═══ Exercise material ═══

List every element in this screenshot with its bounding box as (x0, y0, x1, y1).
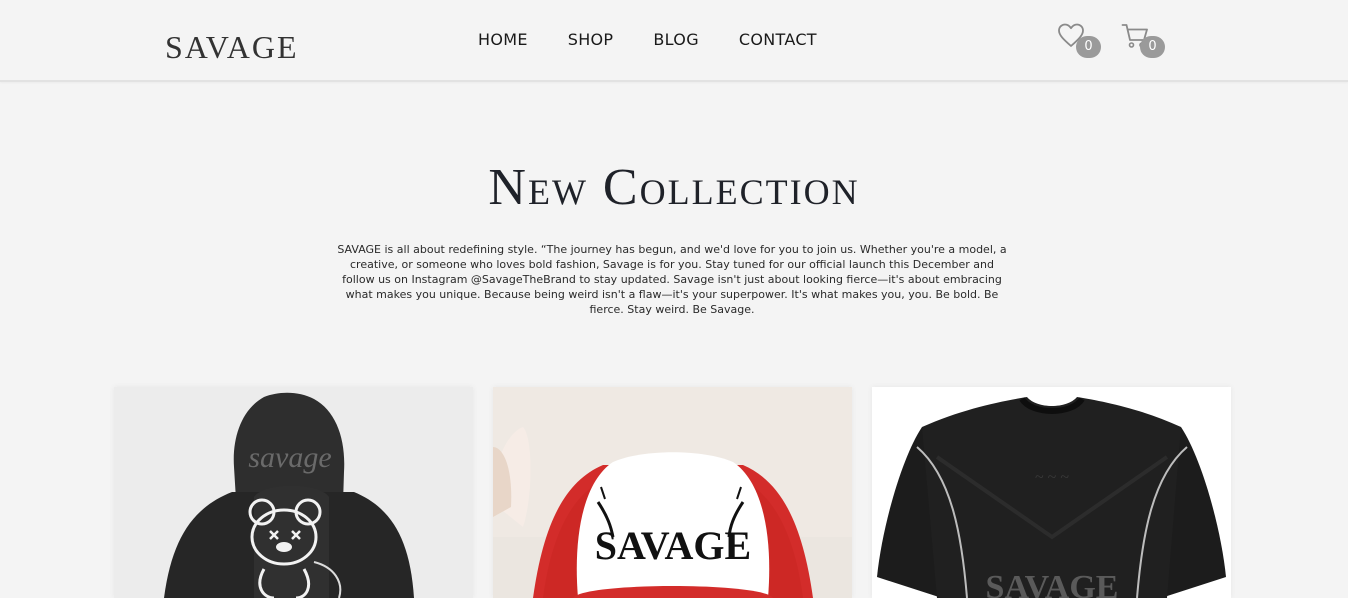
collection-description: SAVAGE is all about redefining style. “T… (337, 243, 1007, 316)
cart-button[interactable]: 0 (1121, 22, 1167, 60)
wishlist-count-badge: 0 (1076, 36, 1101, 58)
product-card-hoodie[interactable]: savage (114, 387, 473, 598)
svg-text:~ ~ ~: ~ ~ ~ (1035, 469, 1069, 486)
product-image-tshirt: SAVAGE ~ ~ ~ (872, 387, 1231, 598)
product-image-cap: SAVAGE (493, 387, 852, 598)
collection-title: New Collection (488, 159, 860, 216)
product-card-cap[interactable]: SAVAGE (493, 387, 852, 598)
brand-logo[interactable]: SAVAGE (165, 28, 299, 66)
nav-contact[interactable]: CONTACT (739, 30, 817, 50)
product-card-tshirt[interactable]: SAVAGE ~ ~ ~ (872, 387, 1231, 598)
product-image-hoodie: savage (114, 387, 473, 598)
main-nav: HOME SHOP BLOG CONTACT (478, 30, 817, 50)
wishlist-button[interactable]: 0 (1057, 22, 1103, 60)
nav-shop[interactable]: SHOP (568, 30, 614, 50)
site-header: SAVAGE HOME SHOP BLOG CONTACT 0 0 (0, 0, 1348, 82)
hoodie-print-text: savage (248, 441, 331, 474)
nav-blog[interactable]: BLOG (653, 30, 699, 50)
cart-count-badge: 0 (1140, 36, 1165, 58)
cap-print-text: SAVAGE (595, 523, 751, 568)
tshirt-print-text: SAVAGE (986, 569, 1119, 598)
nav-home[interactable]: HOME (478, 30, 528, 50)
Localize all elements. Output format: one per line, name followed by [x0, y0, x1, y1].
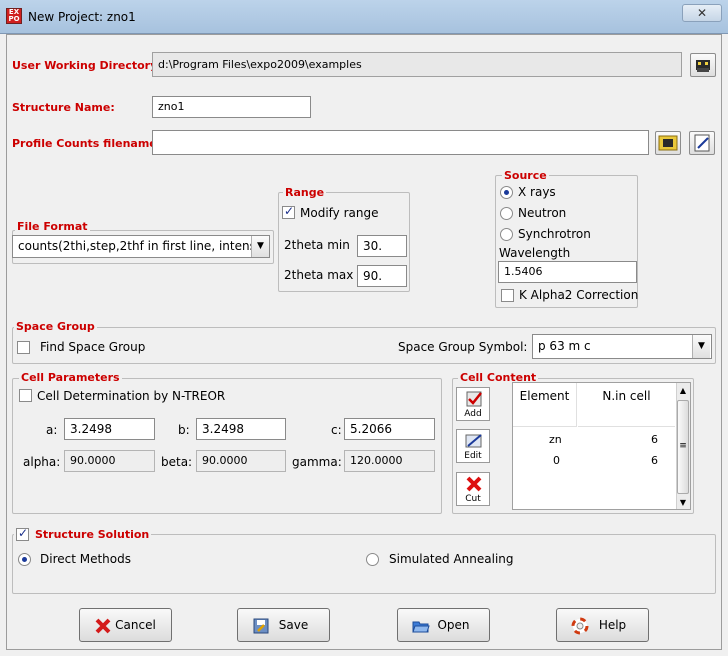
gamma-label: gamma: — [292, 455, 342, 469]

═══

• [To be done] Copy all of the lines above verbatim, omitting the pictures.

• [Finished answer]
List every element in this screenshot with its bounding box as (x0, y0, x1, y1).
collection-description: SAVAGE is all about redefining style. “T… (337, 243, 1007, 316)
cart-button[interactable]: 0 (1121, 22, 1167, 60)
wishlist-count-badge: 0 (1076, 36, 1101, 58)
product-card-hoodie[interactable]: savage (114, 387, 473, 598)
svg-text:~ ~ ~: ~ ~ ~ (1035, 469, 1069, 486)
product-image-tshirt: SAVAGE ~ ~ ~ (872, 387, 1231, 598)
product-image-cap: SAVAGE (493, 387, 852, 598)
collection-title: New Collection (488, 159, 860, 216)
product-card-cap[interactable]: SAVAGE (493, 387, 852, 598)
brand-logo[interactable]: SAVAGE (165, 28, 299, 66)
nav-contact[interactable]: CONTACT (739, 30, 817, 50)
product-card-tshirt[interactable]: SAVAGE ~ ~ ~ (872, 387, 1231, 598)
product-image-hoodie: savage (114, 387, 473, 598)
main-nav: HOME SHOP BLOG CONTACT (478, 30, 817, 50)
wishlist-button[interactable]: 0 (1057, 22, 1103, 60)
nav-shop[interactable]: SHOP (568, 30, 614, 50)
site-header: SAVAGE HOME SHOP BLOG CONTACT 0 0 (0, 0, 1348, 82)
hoodie-print-text: savage (248, 441, 331, 474)
nav-blog[interactable]: BLOG (653, 30, 699, 50)
cart-count-badge: 0 (1140, 36, 1165, 58)
cap-print-text: SAVAGE (595, 523, 751, 568)
tshirt-print-text: SAVAGE (986, 569, 1119, 598)
nav-home[interactable]: HOME (478, 30, 528, 50)
Localize all elements. Output format: one per line, name followed by [x0, y0, x1, y1].
gamma-label: gamma: — [292, 455, 342, 469]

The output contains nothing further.